— START Entries shown —

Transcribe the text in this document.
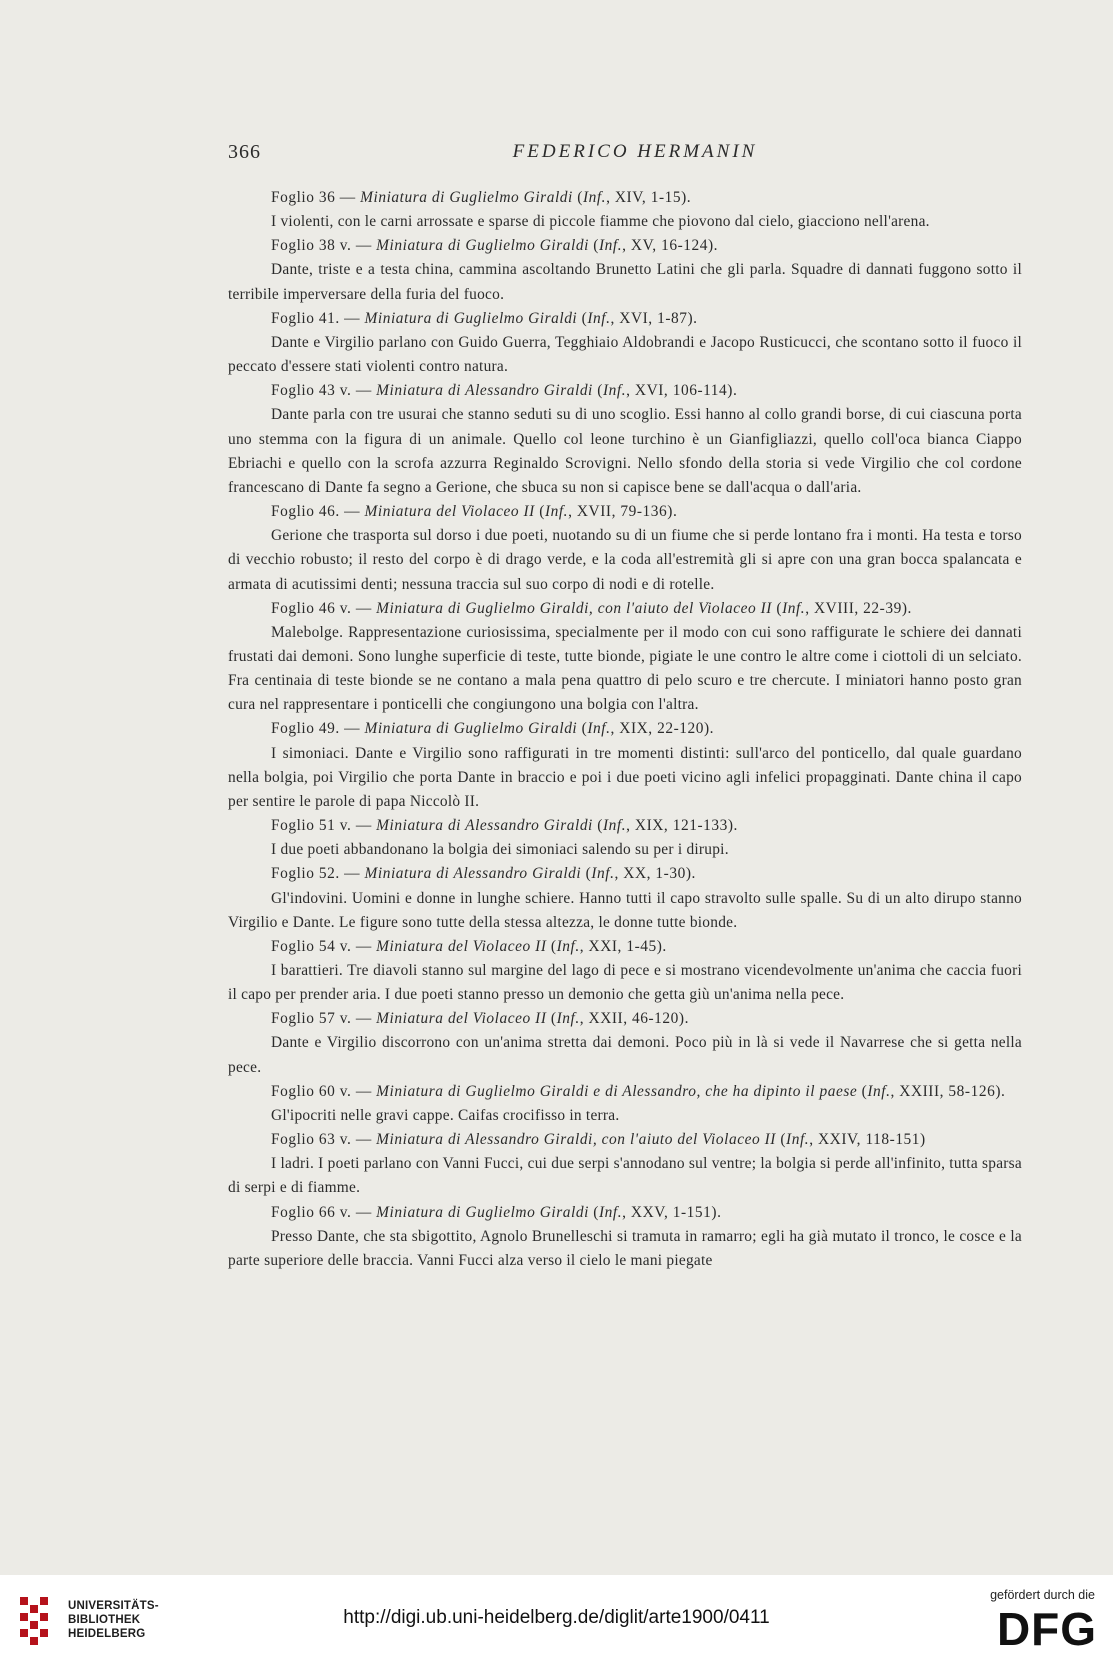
366	FEDERICO HERMANIN

Foglio 36 — Miniatura di Guglielmo Giraldi (Inf., XIV, 1-15).

I violenti, con le carni arrossate e sparse di piccole fiamme che piovono dal cielo, giacciono nell'arena.

Foglio 38 v. — Miniatura di Guglielmo Giraldi (Inf., XV, 16-124).

Dante, triste e a testa china, cammina ascoltando Brunetto Latini che gli parla. Squadre di dannati fuggono sotto il terribile imperversare della furia del fuoco.

Foglio 41. — Miniatura di Guglielmo Giraldi (Inf., XVI, 1-87).

Dante e Virgilio parlano con Guido Guerra, Tegghiaio Aldobrandi e Jacopo Rusticucci, che scontano sotto il fuoco il peccato d'essere stati violenti contro natura.

Foglio 43 v. — Miniatura di Alessandro Giraldi (Inf., XVI, 106-114).

Dante parla con tre usurai che stanno seduti su di uno scoglio. Essi hanno al collo grandi borse, di cui ciascuna porta uno stemma con la figura di un animale. Quello col leone turchino è un Gianfigliazzi, quello coll'oca bianca Ciappo Ebriachi e quello con la scrofa azzurra Reginaldo Scrovigni. Nello sfondo della storia si vede Virgilio che col cordone francescano di Dante fa segno a Gerione, che sbuca su non si capisce bene se dall'acqua o dall'aria.

Foglio 46. — Miniatura del Violaceo II (Inf., XVII, 79-136).

Gerione che trasporta sul dorso i due poeti, nuotando su di un fiume che si perde lontano fra i monti. Ha testa e torso di vecchio robusto; il resto del corpo è di drago verde, e la coda all'estremità gli si apre con una gran bocca spalancata e armata di acutissimi denti; nessuna traccia sul suo corpo di nodi e di rotelle.

Foglio 46 v. — Miniatura di Guglielmo Giraldi, con l'aiuto del Violaceo II (Inf., XVIII, 22-39).

Malebolge. Rappresentazione curiosissima, specialmente per il modo con cui sono raffigurate le schiere dei dannati frustati dai demoni. Sono lunghe superficie di teste, tutte bionde, pigiate le une contro le altre come i ciottoli di un selciato. Fra centinaia di teste bionde se ne contano a mala pena quattro di pelo scuro e tre chercute. I miniatori hanno posto gran cura nel rappresentare i ponticelli che congiungono una bolgia con l'altra.

Foglio 49. — Miniatura di Guglielmo Giraldi (Inf., XIX, 22-120).

I simoniaci. Dante e Virgilio sono raffigurati in tre momenti distinti: sull'arco del ponticello, dal quale guardano nella bolgia, poi Virgilio che porta Dante in braccio e poi i due poeti vicino agli infelici propagginati. Dante china il capo per sentire le parole di papa Niccolò II.

Foglio 51 v. — Miniatura di Alessandro Giraldi (Inf., XIX, 121-133).

I due poeti abbandonano la bolgia dei simoniaci salendo su per i dirupi.

Foglio 52. — Miniatura di Alessandro Giraldi (Inf., XX, 1-30).

Gl'indovini. Uomini e donne in lunghe schiere. Hanno tutti il capo stravolto sulle spalle. Su di un alto dirupo stanno Virgilio e Dante. Le figure sono tutte della stessa altezza, le donne tutte bionde.

Foglio 54 v. — Miniatura del Violaceo II (Inf., XXI, 1-45).

I barattieri. Tre diavoli stanno sul margine del lago di pece e si mostrano vicendevolmente un'anima che caccia fuori il capo per prender aria. I due poeti stanno presso un demonio che getta giù un'anima nella pece.

Foglio 57 v. — Miniatura del Violaceo II (Inf., XXII, 46-120).

Dante e Virgilio discorrono con un'anima stretta dai demoni. Poco più in là si vede il Navarrese che si getta nella pece.

Foglio 60 v. — Miniatura di Guglielmo Giraldi e di Alessandro, che ha dipinto il paese (Inf., XXIII, 58-126).

Gl'ipocriti nelle gravi cappe. Caifas crocifisso in terra.

Foglio 63 v. — Miniatura di Alessandro Giraldi, con l'aiuto del Violaceo II (Inf., XXIV, 118-151)

I ladri. I poeti parlano con Vanni Fucci, cui due serpi s'annodano sul ventre; la bolgia si perde all'infinito, tutta sparsa di serpi e di fiamme.

Foglio 66 v. — Miniatura di Guglielmo Giraldi (Inf., XXV, 1-151).

Presso Dante, che sta sbigottito, Agnolo Brunelleschi si tramuta in ramarro; egli ha già mutato il tronco, le cosce e la parte superiore delle braccia. Vanni Fucci alza verso il cielo le mani piegate

UNIVERSITÄTS-
BIBLIOTHEK
HEIDELBERG
http://digi.ub.uni-heidelberg.de/diglit/arte1900/0411
gefördert durch die
DFG
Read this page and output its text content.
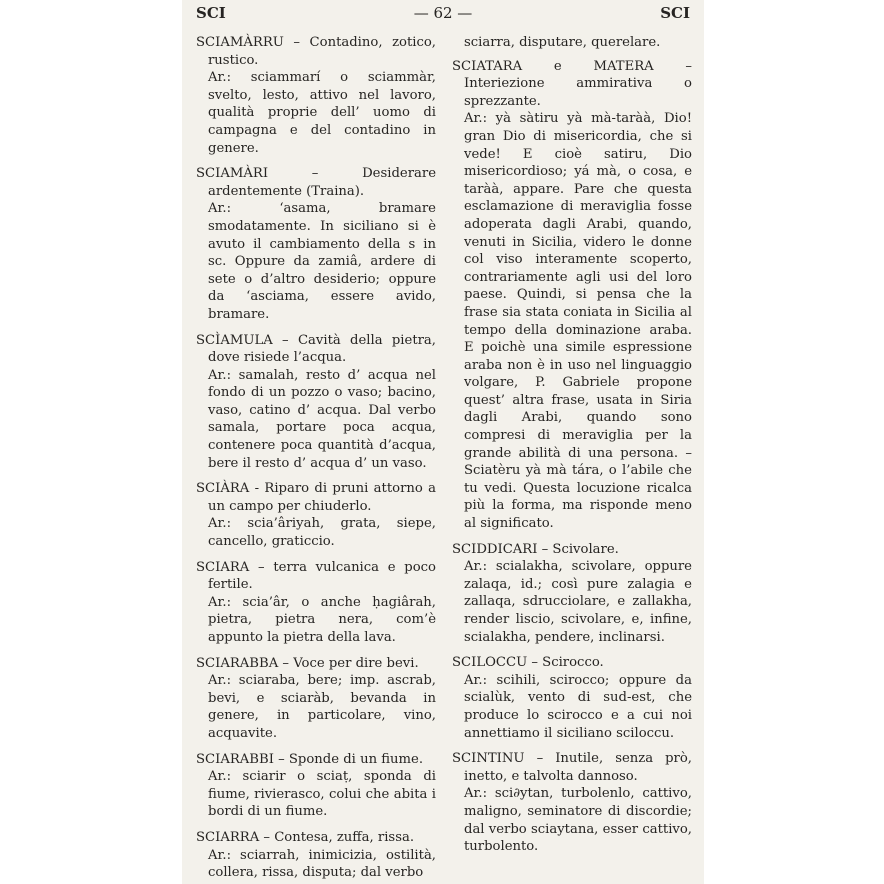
SCI	— 62 —	SCI

SCIAMÀRRU – Contadino, zotico, rustico.

Ar.: sciammarí o sciammàr, svelto, lesto, attivo nel lavoro, qualità proprie dell’ uomo di campagna e del contadino in genere.

SCIAMÀRI – Desiderare ardentemente (Traina).

Ar.: ‘asama, bramare smodatamente. In siciliano si è avuto il cambiamento della s in sc. Oppure da zamiâ, ardere di sete o d’altro desiderio; oppure da ‘asciama, essere avido, bramare.

SCÌAMULA – Cavità della pietra, dove risiede l’acqua.

Ar.: samalah, resto d’ acqua nel fondo di un pozzo o vaso; bacino, vaso, catino d’ acqua. Dal verbo samala, portare poca acqua, contenere poca quantità d’acqua, bere il resto d’ acqua d’ un vaso.

SCIÀRA - Riparo di pruni attorno a un campo per chiuderlo.

Ar.: scia’âriyah, grata, siepe, cancello, graticcio.

SCIARA – terra vulcanica e poco fertile.

Ar.: scia’âr, o anche ḥagiârah, pietra, pietra nera, com’è appunto la pietra della lava.

SCIARABBA – Voce per dire bevi.

Ar.: sciaraba, bere; imp. ascrab, bevi, e sciaràb, bevanda in genere, in particolare, vino, acquavite.

SCIARABBI – Sponde di un fiume.

Ar.: sciarir o sciaṭ, sponda di fiume, rivierasco, colui che abita i bordi di un fiume.

SCIARRA – Contesa, zuffa, rissa.

Ar.: sciarrah, inimicizia, ostilità, collera, rissa, disputa; dal verbo

sciarra, disputare, querelare.

SCIATARA e MATERA – Interiezione ammirativa o sprezzante.

Ar.: yà sàtiru yà mà-taràà, Dio! gran Dio di misericordia, che si vede! E cioè satiru, Dio misericordioso; yá mà, o cosa, e taràà, appare. Pare che questa esclamazione di meraviglia fosse adoperata dagli Arabi, quando, venuti in Sicilia, videro le donne col viso interamente scoperto, contrariamente agli usi del loro paese. Quindi, si pensa che la frase sia stata coniata in Sicilia al tempo della dominazione araba. E poichè una simile espressione araba non è in uso nel linguaggio volgare, P. Gabriele propone quest’ altra frase, usata in Siria dagli Arabi, quando sono compresi di meraviglia per la grande abilità di una persona. – Sciatèru yà mà tára, o l’abile che tu vedi. Questa locuzione ricalca più la forma, ma risponde meno al significato.

SCIDDICARI – Scivolare.

Ar.: scialakha, scivolare, oppure zalaqa, id.; così pure zalagia e zallaqa, sdrucciolare, e zallakha, render liscio, scivolare, e, infine, scialakha, pendere, inclinarsi.

SCILOCCU – Scirocco.

Ar.: scihili, scirocco; oppure da scialùk, vento di sud-est, che produce lo scirocco e a cui noi annettiamo il siciliano sciloccu.

SCINTINU – Inutile, senza prò, inetto, e talvolta dannoso.

Ar.: sci∂ytan, turbolenlo, cattivo, maligno, seminatore di discordie; dal verbo sciaytana, esser cattivo, turbolento.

— END Entries shown —

What the task asks: Pull out all lines containing the word "donne" from the entries above.

Answer to the problem:
Gl'indovini. Uomini e donne in lunghe schiere. Hanno tutti il capo stravolto sulle spalle. Su di un alto dirupo stanno Virgilio e Dante. Le figure sono tutte della stessa altezza, le donne tutte bionde.
Ar.: yà sàtiru yà mà-taràà, Dio! gran Dio di misericordia, che si vede! E cioè satiru, Dio misericordioso; yá mà, o cosa, e taràà, appare. Pare che questa esclamazione di meraviglia fosse adoperata dagli Arabi, quando, venuti in Sicilia, videro le donne col viso interamente scoperto, contrariamente agli usi del loro paese. Quindi, si pensa che la frase sia stata coniata in Sicilia al tempo della dominazione araba. E poichè una simile espressione araba non è in uso nel linguaggio volgare, P. Gabriele propone quest’ altra frase, usata in Siria dagli Arabi, quando sono compresi di meraviglia per la grande abilità di una persona. – Sciatèru yà mà tára, o l’abile che tu vedi. Questa locuzione ricalca più la forma, ma risponde meno al significato.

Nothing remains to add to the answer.